▸ **SET EXERCISE**:
Return every record below exactly as written, but leave out the pictures.

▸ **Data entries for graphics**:

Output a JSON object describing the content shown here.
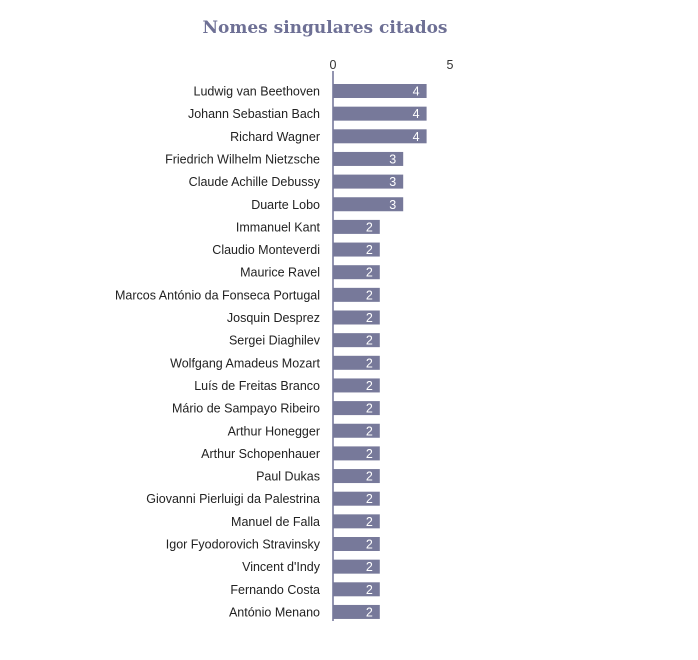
{
  "colors": {
    "bar": "#77799a",
    "title": "#6e7095",
    "axis": "#6e7095",
    "data_label": "#ffffff"
  },
  "chart_data": {
    "type": "bar",
    "orientation": "horizontal",
    "title": "Nomes singulares citados",
    "xlabel": "",
    "ylabel": "",
    "xlim": [
      0,
      5
    ],
    "x_ticks": [
      "0",
      "5"
    ],
    "grid": false,
    "legend": "none",
    "categories": [
      "Ludwig van Beethoven",
      "Johann Sebastian Bach",
      "Richard Wagner",
      "Friedrich Wilhelm Nietzsche",
      "Claude Achille Debussy",
      "Duarte Lobo",
      "Immanuel Kant",
      "Claudio Monteverdi",
      "Maurice Ravel",
      "Marcos António da Fonseca Portugal",
      "Josquin Desprez",
      "Sergei Diaghilev",
      "Wolfgang Amadeus Mozart",
      "Luís de Freitas Branco",
      "Mário de Sampayo Ribeiro",
      "Arthur Honegger",
      "Arthur Schopenhauer",
      "Paul Dukas",
      "Giovanni Pierluigi da Palestrina",
      "Manuel de Falla",
      "Igor Fyodorovich Stravinsky",
      "Vincent d'Indy",
      "Fernando Costa",
      "António Menano"
    ],
    "values": [
      4,
      4,
      4,
      3,
      3,
      3,
      2,
      2,
      2,
      2,
      2,
      2,
      2,
      2,
      2,
      2,
      2,
      2,
      2,
      2,
      2,
      2,
      2,
      2
    ],
    "data_labels": [
      "4",
      "4",
      "4",
      "3",
      "3",
      "3",
      "2",
      "2",
      "2",
      "2",
      "2",
      "2",
      "2",
      "2",
      "2",
      "2",
      "2",
      "2",
      "2",
      "2",
      "2",
      "2",
      "2",
      "2"
    ]
  }
}
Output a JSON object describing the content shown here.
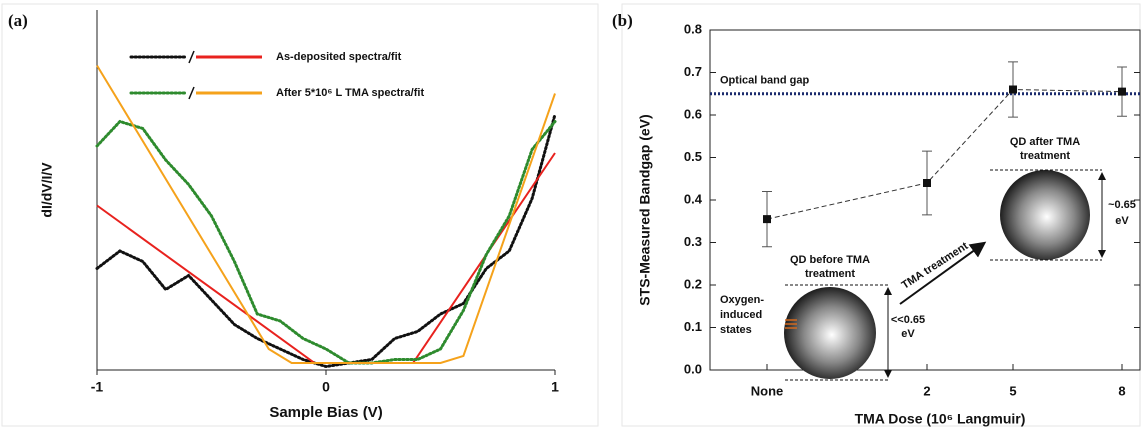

▸ **THE RESPONSE**:
Output a JSON object describing the content shown here.
{
  "colors": {
    "bar": "#77799a",
    "title": "#6e7095",
    "axis": "#6e7095",
    "data_label": "#ffffff"
  },
  "chart_data": {
    "type": "bar",
    "orientation": "horizontal",
    "title": "Nomes singulares citados",
    "xlabel": "",
    "ylabel": "",
    "xlim": [
      0,
      5
    ],
    "x_ticks": [
      "0",
      "5"
    ],
    "grid": false,
    "legend": "none",
    "categories": [
      "Ludwig van Beethoven",
      "Johann Sebastian Bach",
      "Richard Wagner",
      "Friedrich Wilhelm Nietzsche",
      "Claude Achille Debussy",
      "Duarte Lobo",
      "Immanuel Kant",
      "Claudio Monteverdi",
      "Maurice Ravel",
      "Marcos António da Fonseca Portugal",
      "Josquin Desprez",
      "Sergei Diaghilev",
      "Wolfgang Amadeus Mozart",
      "Luís de Freitas Branco",
      "Mário de Sampayo Ribeiro",
      "Arthur Honegger",
      "Arthur Schopenhauer",
      "Paul Dukas",
      "Giovanni Pierluigi da Palestrina",
      "Manuel de Falla",
      "Igor Fyodorovich Stravinsky",
      "Vincent d'Indy",
      "Fernando Costa",
      "António Menano"
    ],
    "values": [
      4,
      4,
      4,
      3,
      3,
      3,
      2,
      2,
      2,
      2,
      2,
      2,
      2,
      2,
      2,
      2,
      2,
      2,
      2,
      2,
      2,
      2,
      2,
      2
    ],
    "data_labels": [
      "4",
      "4",
      "4",
      "3",
      "3",
      "3",
      "2",
      "2",
      "2",
      "2",
      "2",
      "2",
      "2",
      "2",
      "2",
      "2",
      "2",
      "2",
      "2",
      "2",
      "2",
      "2",
      "2",
      "2"
    ]
  }
}
Output a JSON object describing the content shown here.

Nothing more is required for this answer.